* _과제_
아래 데이터에서 문자열 "wave"가 포함된 줄을 모두 추출하세요. 대소문자를 구분합니다.

··· 데이터 발췌 ···

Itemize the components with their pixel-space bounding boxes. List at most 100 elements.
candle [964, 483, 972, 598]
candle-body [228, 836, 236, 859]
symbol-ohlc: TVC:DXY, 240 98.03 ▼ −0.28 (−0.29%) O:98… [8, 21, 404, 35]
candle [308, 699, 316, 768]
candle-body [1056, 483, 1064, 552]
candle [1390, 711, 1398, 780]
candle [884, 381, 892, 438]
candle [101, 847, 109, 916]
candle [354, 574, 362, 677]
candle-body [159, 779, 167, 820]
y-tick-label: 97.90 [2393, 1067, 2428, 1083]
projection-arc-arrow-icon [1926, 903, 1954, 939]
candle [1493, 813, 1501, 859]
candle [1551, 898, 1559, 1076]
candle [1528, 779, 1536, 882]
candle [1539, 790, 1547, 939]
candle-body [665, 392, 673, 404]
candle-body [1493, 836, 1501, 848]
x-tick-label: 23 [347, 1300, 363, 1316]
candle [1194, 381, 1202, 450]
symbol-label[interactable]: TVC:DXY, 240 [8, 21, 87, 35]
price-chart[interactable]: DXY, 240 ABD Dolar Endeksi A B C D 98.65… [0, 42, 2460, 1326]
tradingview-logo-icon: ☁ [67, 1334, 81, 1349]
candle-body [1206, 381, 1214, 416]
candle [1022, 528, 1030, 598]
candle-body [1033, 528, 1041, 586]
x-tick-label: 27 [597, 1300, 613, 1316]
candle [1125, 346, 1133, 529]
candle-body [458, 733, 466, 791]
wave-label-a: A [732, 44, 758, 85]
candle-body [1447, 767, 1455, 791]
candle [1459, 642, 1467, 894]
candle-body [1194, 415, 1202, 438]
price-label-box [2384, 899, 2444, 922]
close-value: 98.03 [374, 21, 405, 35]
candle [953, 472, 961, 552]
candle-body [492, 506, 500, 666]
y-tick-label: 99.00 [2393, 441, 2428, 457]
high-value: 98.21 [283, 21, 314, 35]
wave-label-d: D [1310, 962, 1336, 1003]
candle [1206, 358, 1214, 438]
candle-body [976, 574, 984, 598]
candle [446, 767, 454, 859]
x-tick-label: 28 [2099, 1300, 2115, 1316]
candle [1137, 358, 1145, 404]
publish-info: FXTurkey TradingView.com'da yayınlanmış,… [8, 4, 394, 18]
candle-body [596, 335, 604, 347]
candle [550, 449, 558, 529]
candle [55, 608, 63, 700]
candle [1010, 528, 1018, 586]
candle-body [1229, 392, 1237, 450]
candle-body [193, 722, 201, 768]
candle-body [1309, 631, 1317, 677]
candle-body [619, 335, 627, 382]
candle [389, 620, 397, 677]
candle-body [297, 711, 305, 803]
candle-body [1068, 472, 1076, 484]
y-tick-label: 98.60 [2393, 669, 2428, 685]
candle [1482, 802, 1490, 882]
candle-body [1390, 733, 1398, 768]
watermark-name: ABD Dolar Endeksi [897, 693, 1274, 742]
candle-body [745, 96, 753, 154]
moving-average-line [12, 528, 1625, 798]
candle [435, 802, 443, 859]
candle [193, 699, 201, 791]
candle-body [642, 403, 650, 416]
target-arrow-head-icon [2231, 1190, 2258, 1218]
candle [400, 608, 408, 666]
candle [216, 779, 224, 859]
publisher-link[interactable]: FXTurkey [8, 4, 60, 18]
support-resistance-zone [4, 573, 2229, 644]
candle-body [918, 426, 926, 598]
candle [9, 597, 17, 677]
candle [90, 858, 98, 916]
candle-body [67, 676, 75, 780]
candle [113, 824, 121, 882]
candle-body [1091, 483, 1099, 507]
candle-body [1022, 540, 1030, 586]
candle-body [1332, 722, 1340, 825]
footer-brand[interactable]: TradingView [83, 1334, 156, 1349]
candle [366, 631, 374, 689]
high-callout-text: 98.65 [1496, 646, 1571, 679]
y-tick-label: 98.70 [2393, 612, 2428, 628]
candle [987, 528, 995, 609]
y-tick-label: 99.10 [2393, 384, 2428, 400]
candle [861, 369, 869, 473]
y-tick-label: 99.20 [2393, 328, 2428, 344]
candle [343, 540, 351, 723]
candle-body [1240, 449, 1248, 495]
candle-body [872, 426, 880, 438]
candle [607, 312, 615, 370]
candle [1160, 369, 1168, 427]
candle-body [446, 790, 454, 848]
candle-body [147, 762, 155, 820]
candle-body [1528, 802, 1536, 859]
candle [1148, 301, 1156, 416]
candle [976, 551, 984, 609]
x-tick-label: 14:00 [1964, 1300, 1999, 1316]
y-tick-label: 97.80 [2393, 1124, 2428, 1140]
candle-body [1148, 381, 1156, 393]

···

* _출력 결과_
wave-label-a: A [732, 44, 758, 85]
wave-label-d: D [1310, 962, 1336, 1003]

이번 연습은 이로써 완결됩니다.